• _Supplied material_:
======

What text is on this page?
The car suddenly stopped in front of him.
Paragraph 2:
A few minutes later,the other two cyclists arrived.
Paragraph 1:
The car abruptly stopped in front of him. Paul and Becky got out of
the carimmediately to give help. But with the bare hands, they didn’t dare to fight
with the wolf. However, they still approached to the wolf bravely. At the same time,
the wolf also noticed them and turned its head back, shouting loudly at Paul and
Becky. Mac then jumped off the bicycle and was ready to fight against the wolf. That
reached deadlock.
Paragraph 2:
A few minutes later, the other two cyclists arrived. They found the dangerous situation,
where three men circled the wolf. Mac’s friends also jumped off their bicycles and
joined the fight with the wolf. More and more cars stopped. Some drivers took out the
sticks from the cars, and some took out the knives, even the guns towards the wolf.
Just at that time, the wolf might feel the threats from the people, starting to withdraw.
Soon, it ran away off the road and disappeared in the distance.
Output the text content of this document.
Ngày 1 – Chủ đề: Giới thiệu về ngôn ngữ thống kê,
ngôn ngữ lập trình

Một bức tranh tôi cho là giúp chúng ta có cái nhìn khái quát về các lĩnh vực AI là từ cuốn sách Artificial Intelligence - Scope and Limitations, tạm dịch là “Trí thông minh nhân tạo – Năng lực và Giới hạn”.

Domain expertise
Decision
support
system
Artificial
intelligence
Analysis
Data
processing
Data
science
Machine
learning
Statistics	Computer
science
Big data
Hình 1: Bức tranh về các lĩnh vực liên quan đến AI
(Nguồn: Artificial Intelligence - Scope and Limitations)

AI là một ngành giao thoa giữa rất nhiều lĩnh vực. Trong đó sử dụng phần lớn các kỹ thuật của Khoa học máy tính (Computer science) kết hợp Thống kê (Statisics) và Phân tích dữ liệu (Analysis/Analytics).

======

• _What is being asked_: Copy out all of the records above with nothing altered.

• _Exercise answer_:
What text is on this page?
The car suddenly stopped in front of him.
Paragraph 2:
A few minutes later,the other two cyclists arrived.
Paragraph 1:
The car abruptly stopped in front of him. Paul and Becky got out of
the carimmediately to give help. But with the bare hands, they didn’t dare to fight
with the wolf. However, they still approached to the wolf bravely. At the same time,
the wolf also noticed them and turned its head back, shouting loudly at Paul and
Becky. Mac then jumped off the bicycle and was ready to fight against the wolf. That
reached deadlock.
Paragraph 2:
A few minutes later, the other two cyclists arrived. They found the dangerous situation,
where three men circled the wolf. Mac’s friends also jumped off their bicycles and
joined the fight with the wolf. More and more cars stopped. Some drivers took out the
sticks from the cars, and some took out the knives, even the guns towards the wolf.
Just at that time, the wolf might feel the threats from the people, starting to withdraw.
Soon, it ran away off the road and disappeared in the distance.
Output the text content of this document.
Ngày 1 – Chủ đề: Giới thiệu về ngôn ngữ thống kê,
ngôn ngữ lập trình

Một bức tranh tôi cho là giúp chúng ta có cái nhìn khái quát về các lĩnh vực AI là từ cuốn sách Artificial Intelligence - Scope and Limitations, tạm dịch là “Trí thông minh nhân tạo – Năng lực và Giới hạn”.

Domain expertise
Decision
support
system
Artificial
intelligence
Analysis
Data
processing
Data
science
Machine
learning
Statistics	Computer
science
Big data
Hình 1: Bức tranh về các lĩnh vực liên quan đến AI
(Nguồn: Artificial Intelligence - Scope and Limitations)

AI là một ngành giao thoa giữa rất nhiều lĩnh vực. Trong đó sử dụng phần lớn các kỹ thuật của Khoa học máy tính (Computer science) kết hợp Thống kê (Statisics) và Phân tích dữ liệu (Analysis/Analytics).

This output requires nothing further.